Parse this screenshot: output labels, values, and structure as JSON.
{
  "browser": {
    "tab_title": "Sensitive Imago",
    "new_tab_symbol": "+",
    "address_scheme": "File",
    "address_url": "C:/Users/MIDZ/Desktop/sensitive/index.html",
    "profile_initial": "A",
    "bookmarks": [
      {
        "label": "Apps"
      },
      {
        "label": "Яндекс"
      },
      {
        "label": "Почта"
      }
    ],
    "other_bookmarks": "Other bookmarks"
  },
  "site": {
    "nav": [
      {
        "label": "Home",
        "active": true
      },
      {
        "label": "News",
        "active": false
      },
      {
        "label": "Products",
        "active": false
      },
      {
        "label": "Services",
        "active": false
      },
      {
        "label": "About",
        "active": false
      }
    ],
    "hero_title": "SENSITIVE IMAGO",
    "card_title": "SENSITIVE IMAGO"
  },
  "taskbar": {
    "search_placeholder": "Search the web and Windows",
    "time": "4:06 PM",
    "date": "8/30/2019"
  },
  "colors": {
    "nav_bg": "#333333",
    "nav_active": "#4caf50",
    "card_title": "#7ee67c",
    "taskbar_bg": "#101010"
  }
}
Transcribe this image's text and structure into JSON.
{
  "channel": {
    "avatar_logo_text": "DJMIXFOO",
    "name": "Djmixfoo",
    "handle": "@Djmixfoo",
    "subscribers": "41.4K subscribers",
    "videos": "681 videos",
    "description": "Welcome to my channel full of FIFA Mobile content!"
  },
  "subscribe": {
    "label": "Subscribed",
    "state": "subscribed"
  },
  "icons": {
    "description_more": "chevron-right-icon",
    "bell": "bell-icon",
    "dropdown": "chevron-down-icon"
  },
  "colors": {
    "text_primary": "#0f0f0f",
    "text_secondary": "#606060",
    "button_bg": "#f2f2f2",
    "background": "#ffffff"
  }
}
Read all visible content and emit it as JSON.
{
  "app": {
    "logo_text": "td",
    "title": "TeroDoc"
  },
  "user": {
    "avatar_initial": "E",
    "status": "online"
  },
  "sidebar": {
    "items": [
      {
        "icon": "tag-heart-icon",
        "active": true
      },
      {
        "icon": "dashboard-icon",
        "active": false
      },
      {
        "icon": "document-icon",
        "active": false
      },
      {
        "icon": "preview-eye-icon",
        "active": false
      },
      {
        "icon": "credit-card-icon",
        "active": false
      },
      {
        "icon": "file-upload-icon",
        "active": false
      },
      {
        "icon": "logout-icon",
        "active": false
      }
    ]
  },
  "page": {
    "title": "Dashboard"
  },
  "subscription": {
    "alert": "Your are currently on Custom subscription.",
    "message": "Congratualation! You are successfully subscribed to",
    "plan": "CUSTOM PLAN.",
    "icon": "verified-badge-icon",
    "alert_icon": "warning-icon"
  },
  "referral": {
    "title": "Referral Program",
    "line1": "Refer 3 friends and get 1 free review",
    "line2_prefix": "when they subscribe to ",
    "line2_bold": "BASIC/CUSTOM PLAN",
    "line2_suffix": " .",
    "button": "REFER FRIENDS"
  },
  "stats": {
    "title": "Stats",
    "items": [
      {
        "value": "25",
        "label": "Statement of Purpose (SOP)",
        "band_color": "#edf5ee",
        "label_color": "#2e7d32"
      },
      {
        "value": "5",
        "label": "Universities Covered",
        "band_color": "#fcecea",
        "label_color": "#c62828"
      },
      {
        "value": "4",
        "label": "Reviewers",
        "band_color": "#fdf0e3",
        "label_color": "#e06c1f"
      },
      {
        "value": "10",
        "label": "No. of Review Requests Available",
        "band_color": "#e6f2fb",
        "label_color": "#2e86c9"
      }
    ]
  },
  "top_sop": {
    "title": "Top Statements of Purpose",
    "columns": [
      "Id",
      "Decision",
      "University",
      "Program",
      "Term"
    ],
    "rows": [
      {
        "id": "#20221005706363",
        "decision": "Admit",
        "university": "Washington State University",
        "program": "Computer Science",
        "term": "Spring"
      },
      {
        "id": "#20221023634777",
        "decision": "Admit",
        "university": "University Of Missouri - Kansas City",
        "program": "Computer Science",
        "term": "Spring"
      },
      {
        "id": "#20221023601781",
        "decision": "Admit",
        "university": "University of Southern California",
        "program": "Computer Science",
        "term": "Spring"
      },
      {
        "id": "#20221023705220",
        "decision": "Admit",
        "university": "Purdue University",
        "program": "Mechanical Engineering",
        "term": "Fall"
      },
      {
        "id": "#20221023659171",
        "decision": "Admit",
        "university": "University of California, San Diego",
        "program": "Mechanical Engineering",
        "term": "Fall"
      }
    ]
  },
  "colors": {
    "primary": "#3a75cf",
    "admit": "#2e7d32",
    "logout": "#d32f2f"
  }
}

--------

TASK STATEMENT:
Filter the records above for lines containing the word "California", and copy those lines.

EXPECTED OUTPUT:
        "university": "University of Southern California",
        "university": "University of California, San Diego",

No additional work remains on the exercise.